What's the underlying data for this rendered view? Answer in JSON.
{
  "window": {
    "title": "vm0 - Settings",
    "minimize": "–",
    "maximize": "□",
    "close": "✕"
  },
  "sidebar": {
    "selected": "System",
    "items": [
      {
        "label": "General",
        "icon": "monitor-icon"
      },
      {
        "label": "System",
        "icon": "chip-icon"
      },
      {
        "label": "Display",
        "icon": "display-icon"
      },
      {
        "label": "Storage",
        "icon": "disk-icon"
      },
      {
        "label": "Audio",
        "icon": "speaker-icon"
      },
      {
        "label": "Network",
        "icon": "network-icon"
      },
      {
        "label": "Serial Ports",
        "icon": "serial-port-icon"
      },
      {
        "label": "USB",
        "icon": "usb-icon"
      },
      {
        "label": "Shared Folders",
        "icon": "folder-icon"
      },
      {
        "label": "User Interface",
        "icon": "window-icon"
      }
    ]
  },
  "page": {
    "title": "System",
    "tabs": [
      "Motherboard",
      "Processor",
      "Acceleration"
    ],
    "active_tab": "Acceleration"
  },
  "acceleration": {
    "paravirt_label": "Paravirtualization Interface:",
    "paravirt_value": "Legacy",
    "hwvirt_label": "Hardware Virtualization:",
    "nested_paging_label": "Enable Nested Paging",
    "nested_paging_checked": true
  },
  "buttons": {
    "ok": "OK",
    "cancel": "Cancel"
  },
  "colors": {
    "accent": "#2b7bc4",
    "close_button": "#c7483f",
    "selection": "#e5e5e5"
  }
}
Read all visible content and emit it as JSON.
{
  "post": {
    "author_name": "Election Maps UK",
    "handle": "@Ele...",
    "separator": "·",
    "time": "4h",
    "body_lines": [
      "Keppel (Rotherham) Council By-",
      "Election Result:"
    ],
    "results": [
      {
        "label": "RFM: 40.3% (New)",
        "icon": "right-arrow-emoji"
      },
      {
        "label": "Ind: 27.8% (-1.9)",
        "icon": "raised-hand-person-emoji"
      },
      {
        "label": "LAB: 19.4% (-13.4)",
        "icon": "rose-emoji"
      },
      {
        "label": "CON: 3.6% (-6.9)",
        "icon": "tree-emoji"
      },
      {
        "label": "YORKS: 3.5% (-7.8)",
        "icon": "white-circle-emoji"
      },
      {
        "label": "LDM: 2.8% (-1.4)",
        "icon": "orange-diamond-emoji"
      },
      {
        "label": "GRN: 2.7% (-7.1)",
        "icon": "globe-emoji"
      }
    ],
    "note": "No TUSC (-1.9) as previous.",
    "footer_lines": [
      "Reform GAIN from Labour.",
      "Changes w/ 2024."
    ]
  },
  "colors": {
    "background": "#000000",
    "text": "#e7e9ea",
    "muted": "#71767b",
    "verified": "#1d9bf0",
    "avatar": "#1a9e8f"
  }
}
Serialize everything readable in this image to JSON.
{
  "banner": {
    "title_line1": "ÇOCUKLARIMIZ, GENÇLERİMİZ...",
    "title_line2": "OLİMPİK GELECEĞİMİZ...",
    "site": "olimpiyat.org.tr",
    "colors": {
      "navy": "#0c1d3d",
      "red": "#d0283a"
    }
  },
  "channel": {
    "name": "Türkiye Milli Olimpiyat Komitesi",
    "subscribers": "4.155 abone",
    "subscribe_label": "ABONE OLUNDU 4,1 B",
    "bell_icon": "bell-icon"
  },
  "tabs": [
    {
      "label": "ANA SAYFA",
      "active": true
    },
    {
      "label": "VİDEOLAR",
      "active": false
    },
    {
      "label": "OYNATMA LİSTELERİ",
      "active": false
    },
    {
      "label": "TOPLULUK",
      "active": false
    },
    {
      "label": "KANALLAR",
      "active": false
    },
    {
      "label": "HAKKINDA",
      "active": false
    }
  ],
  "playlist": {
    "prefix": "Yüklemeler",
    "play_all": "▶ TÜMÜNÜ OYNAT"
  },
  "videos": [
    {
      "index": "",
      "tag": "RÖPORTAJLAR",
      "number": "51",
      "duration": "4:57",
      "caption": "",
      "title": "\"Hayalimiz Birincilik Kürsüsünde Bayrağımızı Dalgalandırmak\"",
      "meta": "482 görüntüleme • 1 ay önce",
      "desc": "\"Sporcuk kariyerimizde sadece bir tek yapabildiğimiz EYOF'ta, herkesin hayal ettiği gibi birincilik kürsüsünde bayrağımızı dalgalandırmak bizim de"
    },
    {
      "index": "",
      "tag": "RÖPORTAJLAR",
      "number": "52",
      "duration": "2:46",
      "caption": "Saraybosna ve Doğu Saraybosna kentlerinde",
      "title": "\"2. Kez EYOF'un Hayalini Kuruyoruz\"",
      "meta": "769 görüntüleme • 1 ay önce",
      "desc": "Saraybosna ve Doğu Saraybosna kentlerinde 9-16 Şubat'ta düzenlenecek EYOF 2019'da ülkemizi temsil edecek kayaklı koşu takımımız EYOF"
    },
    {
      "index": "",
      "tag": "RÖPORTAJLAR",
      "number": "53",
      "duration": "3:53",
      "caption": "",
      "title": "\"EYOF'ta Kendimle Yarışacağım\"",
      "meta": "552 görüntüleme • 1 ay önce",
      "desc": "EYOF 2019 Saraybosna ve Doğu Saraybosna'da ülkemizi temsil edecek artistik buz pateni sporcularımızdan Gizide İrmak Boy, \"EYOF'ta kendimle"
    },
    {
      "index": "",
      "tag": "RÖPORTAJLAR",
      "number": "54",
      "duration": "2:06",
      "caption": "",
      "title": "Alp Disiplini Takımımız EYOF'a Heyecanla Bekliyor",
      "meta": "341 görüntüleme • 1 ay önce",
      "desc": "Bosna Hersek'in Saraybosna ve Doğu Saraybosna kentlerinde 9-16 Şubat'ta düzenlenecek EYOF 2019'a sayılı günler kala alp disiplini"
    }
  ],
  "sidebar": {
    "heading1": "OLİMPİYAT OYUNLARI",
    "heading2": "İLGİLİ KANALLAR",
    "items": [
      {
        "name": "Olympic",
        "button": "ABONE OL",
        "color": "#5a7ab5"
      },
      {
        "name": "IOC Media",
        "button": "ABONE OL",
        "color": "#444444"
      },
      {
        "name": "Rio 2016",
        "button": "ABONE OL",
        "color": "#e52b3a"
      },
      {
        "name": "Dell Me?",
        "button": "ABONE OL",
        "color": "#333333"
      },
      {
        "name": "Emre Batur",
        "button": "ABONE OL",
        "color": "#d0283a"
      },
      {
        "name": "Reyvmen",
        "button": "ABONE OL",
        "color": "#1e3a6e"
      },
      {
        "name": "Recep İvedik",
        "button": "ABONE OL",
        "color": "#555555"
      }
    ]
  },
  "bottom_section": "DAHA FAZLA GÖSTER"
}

- - - - - - -

_TASK TO COMPLETE:_
Every line above needs to be retyped exactly.

_THE RESULT:_
What's the underlying data for this rendered view? Answer in JSON.
{
  "window": {
    "title": "vm0 - Settings",
    "minimize": "–",
    "maximize": "□",
    "close": "✕"
  },
  "sidebar": {
    "selected": "System",
    "items": [
      {
        "label": "General",
        "icon": "monitor-icon"
      },
      {
        "label": "System",
        "icon": "chip-icon"
      },
      {
        "label": "Display",
        "icon": "display-icon"
      },
      {
        "label": "Storage",
        "icon": "disk-icon"
      },
      {
        "label": "Audio",
        "icon": "speaker-icon"
      },
      {
        "label": "Network",
        "icon": "network-icon"
      },
      {
        "label": "Serial Ports",
        "icon": "serial-port-icon"
      },
      {
        "label": "USB",
        "icon": "usb-icon"
      },
      {
        "label": "Shared Folders",
        "icon": "folder-icon"
      },
      {
        "label": "User Interface",
        "icon": "window-icon"
      }
    ]
  },
  "page": {
    "title": "System",
    "tabs": [
      "Motherboard",
      "Processor",
      "Acceleration"
    ],
    "active_tab": "Acceleration"
  },
  "acceleration": {
    "paravirt_label": "Paravirtualization Interface:",
    "paravirt_value": "Legacy",
    "hwvirt_label": "Hardware Virtualization:",
    "nested_paging_label": "Enable Nested Paging",
    "nested_paging_checked": true
  },
  "buttons": {
    "ok": "OK",
    "cancel": "Cancel"
  },
  "colors": {
    "accent": "#2b7bc4",
    "close_button": "#c7483f",
    "selection": "#e5e5e5"
  }
}
Read all visible content and emit it as JSON.
{
  "post": {
    "author_name": "Election Maps UK",
    "handle": "@Ele...",
    "separator": "·",
    "time": "4h",
    "body_lines": [
      "Keppel (Rotherham) Council By-",
      "Election Result:"
    ],
    "results": [
      {
        "label": "RFM: 40.3% (New)",
        "icon": "right-arrow-emoji"
      },
      {
        "label": "Ind: 27.8% (-1.9)",
        "icon": "raised-hand-person-emoji"
      },
      {
        "label": "LAB: 19.4% (-13.4)",
        "icon": "rose-emoji"
      },
      {
        "label": "CON: 3.6% (-6.9)",
        "icon": "tree-emoji"
      },
      {
        "label": "YORKS: 3.5% (-7.8)",
        "icon": "white-circle-emoji"
      },
      {
        "label": "LDM: 2.8% (-1.4)",
        "icon": "orange-diamond-emoji"
      },
      {
        "label": "GRN: 2.7% (-7.1)",
        "icon": "globe-emoji"
      }
    ],
    "note": "No TUSC (-1.9) as previous.",
    "footer_lines": [
      "Reform GAIN from Labour.",
      "Changes w/ 2024."
    ]
  },
  "colors": {
    "background": "#000000",
    "text": "#e7e9ea",
    "muted": "#71767b",
    "verified": "#1d9bf0",
    "avatar": "#1a9e8f"
  }
}
Serialize everything readable in this image to JSON.
{
  "banner": {
    "title_line1": "ÇOCUKLARIMIZ, GENÇLERİMİZ...",
    "title_line2": "OLİMPİK GELECEĞİMİZ...",
    "site": "olimpiyat.org.tr",
    "colors": {
      "navy": "#0c1d3d",
      "red": "#d0283a"
    }
  },
  "channel": {
    "name": "Türkiye Milli Olimpiyat Komitesi",
    "subscribers": "4.155 abone",
    "subscribe_label": "ABONE OLUNDU 4,1 B",
    "bell_icon": "bell-icon"
  },
  "tabs": [
    {
      "label": "ANA SAYFA",
      "active": true
    },
    {
      "label": "VİDEOLAR",
      "active": false
    },
    {
      "label": "OYNATMA LİSTELERİ",
      "active": false
    },
    {
      "label": "TOPLULUK",
      "active": false
    },
    {
      "label": "KANALLAR",
      "active": false
    },
    {
      "label": "HAKKINDA",
      "active": false
    }
  ],
  "playlist": {
    "prefix": "Yüklemeler",
    "play_all": "▶ TÜMÜNÜ OYNAT"
  },
  "videos": [
    {
      "index": "",
      "tag": "RÖPORTAJLAR",
      "number": "51",
      "duration": "4:57",
      "caption": "",
      "title": "\"Hayalimiz Birincilik Kürsüsünde Bayrağımızı Dalgalandırmak\"",
      "meta": "482 görüntüleme • 1 ay önce",
      "desc": "\"Sporcuk kariyerimizde sadece bir tek yapabildiğimiz EYOF'ta, herkesin hayal ettiği gibi birincilik kürsüsünde bayrağımızı dalgalandırmak bizim de"
    },
    {
      "index": "",
      "tag": "RÖPORTAJLAR",
      "number": "52",
      "duration": "2:46",
      "caption": "Saraybosna ve Doğu Saraybosna kentlerinde",
      "title": "\"2. Kez EYOF'un Hayalini Kuruyoruz\"",
      "meta": "769 görüntüleme • 1 ay önce",
      "desc": "Saraybosna ve Doğu Saraybosna kentlerinde 9-16 Şubat'ta düzenlenecek EYOF 2019'da ülkemizi temsil edecek kayaklı koşu takımımız EYOF"
    },
    {
      "index": "",
      "tag": "RÖPORTAJLAR",
      "number": "53",
      "duration": "3:53",
      "caption": "",
      "title": "\"EYOF'ta Kendimle Yarışacağım\"",
      "meta": "552 görüntüleme • 1 ay önce",
      "desc": "EYOF 2019 Saraybosna ve Doğu Saraybosna'da ülkemizi temsil edecek artistik buz pateni sporcularımızdan Gizide İrmak Boy, \"EYOF'ta kendimle"
    },
    {
      "index": "",
      "tag": "RÖPORTAJLAR",
      "number": "54",
      "duration": "2:06",
      "caption": "",
      "title": "Alp Disiplini Takımımız EYOF'a Heyecanla Bekliyor",
      "meta": "341 görüntüleme • 1 ay önce",
      "desc": "Bosna Hersek'in Saraybosna ve Doğu Saraybosna kentlerinde 9-16 Şubat'ta düzenlenecek EYOF 2019'a sayılı günler kala alp disiplini"
    }
  ],
  "sidebar": {
    "heading1": "OLİMPİYAT OYUNLARI",
    "heading2": "İLGİLİ KANALLAR",
    "items": [
      {
        "name": "Olympic",
        "button": "ABONE OL",
        "color": "#5a7ab5"
      },
      {
        "name": "IOC Media",
        "button": "ABONE OL",
        "color": "#444444"
      },
      {
        "name": "Rio 2016",
        "button": "ABONE OL",
        "color": "#e52b3a"
      },
      {
        "name": "Dell Me?",
        "button": "ABONE OL",
        "color": "#333333"
      },
      {
        "name": "Emre Batur",
        "button": "ABONE OL",
        "color": "#d0283a"
      },
      {
        "name": "Reyvmen",
        "button": "ABONE OL",
        "color": "#1e3a6e"
      },
      {
        "name": "Recep İvedik",
        "button": "ABONE OL",
        "color": "#555555"
      }
    ]
  },
  "bottom_section": "DAHA FAZLA GÖSTER"
}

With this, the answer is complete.